→ Excerpted passage:
════════════════

June 24, 2018
Sometimes wonky, inside-baseball issues can wind up creating worrisome risks for the environment, communities and workers.
Whether California should become part of a new, multi-state regional transmission organization (RTO) that oversees how electricity flows around the west is just such an issue. The idea is sometimes referred to in the press as a regional grid.
In simple terms, the idea is to create a collaboration of several states, including California, that would be able to easily sell energy back and forth across state lines and throughout the west.
The folks who really love this idea think that it will resolve an interesting problem: To make sure that California solar and wind companies have enough customers—a big enough market—to buy their renewable energy at the main times of the day solar and wind power are pumping out electrons.
So everyone who loves renewable energy should just get on board this peace train, right?
Wellllll, not exactly. As it turns out, without the right kinds of boundaries and rules, this great idea can go quickly amok.
For instance, as Sierra Club’s experts on how energy companies and markets in the west work note, it’s very possible that if not designed the right way, a regional grid could result in “resource shuffling.” That is, it might actually encourage certain coal-heavy power companies to extend the life of their plants in one part of the west and shift the renewable energy to California. Or it could fire up more natural gas plants here and in other states.
All that extended and increased use of fossil fuel plants to accommodate the ability of California’s “excess” renewable energy to flow east and the Interior West’s supply to flow to California can add up to more localized air pollution, especially for communities already struggling with dirty air, and more greenhouse gas pollution. That equals human health and planet health impacts.
There are also economic risks that cut to the core of whether California will build a more equitable economy.
California has been steadily adding renewable energy to its energy mix. This has meant lots of new jobs building big and small renewable energy generation. And not just any jobs, but good-paying jobs. Many of these jobs are held by union labor and come with good healthcare benefits and retirement plans. These are jobs that demonstrate that you can have a clean environment and a living wage.
What happens if California’s single-state transmission operator suddenly becomes a multi-state entity with states that have cheap labor, cheap land and anti-union laws? Thanks to legislation passed a couple of years ago, the biggest proponent of regionalization, the California Independent System Operator (CAISO) hired a consultant to tackle that question.
The answer was that regionalization could likely result in the loss of 110,000 jobs in the energy sector in California. That’s almost as many jobs as there are people in Berkeley.
There’s also an interesting political risk.
There’s a guy in the White House now who doesn’t like—well, apparently actually hates—renewable energy and just about anything California stands for. He appoints the majority of commissioners on the federal body that sets the rules about how RTOs operate their electricity transmission.
If California, which through the CAISO is essentially its own RTO, joins with other states in a new RTO, that new RTO will have a governing board made up of people from the other states. If the federal body comes up with a new rule that California disagrees with, but the other states in the RTO agree with, what happens? Does California just leave the RTO and is that even possible?

════════════════

→ Supplied data:
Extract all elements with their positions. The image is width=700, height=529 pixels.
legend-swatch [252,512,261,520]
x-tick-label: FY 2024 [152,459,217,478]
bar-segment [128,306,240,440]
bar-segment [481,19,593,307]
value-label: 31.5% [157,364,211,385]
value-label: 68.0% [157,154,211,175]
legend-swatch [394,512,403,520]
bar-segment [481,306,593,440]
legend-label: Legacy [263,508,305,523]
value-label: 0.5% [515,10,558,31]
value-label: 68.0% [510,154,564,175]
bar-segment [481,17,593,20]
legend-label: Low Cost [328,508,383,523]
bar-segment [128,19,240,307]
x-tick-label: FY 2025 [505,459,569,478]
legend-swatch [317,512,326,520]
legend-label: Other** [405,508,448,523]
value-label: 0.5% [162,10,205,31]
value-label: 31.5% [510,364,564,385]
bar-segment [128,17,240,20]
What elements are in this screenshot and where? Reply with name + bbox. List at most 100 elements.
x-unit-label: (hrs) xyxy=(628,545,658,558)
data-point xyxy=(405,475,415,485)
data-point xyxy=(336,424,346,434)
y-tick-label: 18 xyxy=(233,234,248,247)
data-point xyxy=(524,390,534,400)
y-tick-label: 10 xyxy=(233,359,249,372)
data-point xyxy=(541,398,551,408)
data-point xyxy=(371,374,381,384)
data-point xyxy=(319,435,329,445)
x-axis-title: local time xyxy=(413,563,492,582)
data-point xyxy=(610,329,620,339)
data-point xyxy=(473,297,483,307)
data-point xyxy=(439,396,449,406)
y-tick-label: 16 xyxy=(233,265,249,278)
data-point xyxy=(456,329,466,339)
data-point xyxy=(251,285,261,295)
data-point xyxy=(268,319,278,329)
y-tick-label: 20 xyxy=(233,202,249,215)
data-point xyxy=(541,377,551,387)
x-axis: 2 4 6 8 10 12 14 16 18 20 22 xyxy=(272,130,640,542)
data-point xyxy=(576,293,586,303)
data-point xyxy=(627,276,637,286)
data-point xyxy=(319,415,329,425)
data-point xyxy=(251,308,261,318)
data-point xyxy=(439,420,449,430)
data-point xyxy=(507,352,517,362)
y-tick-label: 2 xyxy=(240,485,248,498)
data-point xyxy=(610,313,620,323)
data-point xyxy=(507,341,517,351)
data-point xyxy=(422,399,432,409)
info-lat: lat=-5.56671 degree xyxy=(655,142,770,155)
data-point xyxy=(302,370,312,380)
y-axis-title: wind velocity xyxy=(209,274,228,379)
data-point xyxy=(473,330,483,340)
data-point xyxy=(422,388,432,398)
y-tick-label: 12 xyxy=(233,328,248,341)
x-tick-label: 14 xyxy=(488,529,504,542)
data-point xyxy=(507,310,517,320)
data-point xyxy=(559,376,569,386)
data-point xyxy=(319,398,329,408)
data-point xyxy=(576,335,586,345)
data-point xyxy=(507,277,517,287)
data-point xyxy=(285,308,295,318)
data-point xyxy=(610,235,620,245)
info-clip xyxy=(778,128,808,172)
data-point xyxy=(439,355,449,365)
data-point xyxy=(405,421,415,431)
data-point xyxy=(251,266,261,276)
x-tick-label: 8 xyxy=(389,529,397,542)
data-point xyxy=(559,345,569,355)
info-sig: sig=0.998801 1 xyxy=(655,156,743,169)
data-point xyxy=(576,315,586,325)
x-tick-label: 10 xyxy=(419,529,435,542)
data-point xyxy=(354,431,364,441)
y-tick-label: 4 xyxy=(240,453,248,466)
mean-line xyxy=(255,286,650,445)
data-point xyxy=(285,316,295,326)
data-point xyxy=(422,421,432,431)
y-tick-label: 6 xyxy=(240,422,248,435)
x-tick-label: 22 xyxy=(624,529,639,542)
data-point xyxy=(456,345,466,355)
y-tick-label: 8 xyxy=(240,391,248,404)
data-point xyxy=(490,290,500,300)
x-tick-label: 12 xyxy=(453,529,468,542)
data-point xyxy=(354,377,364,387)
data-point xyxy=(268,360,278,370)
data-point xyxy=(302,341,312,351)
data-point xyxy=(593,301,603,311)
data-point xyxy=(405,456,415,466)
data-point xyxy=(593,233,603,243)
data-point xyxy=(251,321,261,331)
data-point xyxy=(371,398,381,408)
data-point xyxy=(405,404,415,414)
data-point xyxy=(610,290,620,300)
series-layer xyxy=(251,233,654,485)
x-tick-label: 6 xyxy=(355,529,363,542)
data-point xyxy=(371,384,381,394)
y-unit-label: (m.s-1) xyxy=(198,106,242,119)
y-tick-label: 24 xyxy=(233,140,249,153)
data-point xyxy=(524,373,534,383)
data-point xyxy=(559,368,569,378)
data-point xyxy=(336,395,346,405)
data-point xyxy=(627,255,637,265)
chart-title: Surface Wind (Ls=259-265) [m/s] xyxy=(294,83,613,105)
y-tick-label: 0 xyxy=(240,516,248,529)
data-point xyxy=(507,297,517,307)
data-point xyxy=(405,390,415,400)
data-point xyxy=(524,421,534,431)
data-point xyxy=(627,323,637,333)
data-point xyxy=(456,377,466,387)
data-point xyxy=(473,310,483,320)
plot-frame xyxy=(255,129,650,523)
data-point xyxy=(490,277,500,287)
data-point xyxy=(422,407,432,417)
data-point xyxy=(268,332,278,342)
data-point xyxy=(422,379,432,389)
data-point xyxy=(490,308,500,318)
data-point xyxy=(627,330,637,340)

════════════════

→ What the task requires:
Copy the regional grid commentary from "June 24, 2018" up to and including "throughout the west.", renaming "collaboration" to "partnership" throughout. The entries are separate material, unrelated to the regional grid commentary.

→ Output below:
June 24, 2018
Sometimes wonky, inside-baseball issues can wind up creating worrisome risks for the environment, communities and workers.
Whether California should become part of a new, multi-state regional transmission organization (RTO) that oversees how electricity flows around the west is just such an issue. The idea is sometimes referred to in the press as a regional grid.
In simple terms, the idea is to create a partnership of several states, including California, that would be able to easily sell energy back and forth across state lines and throughout the west.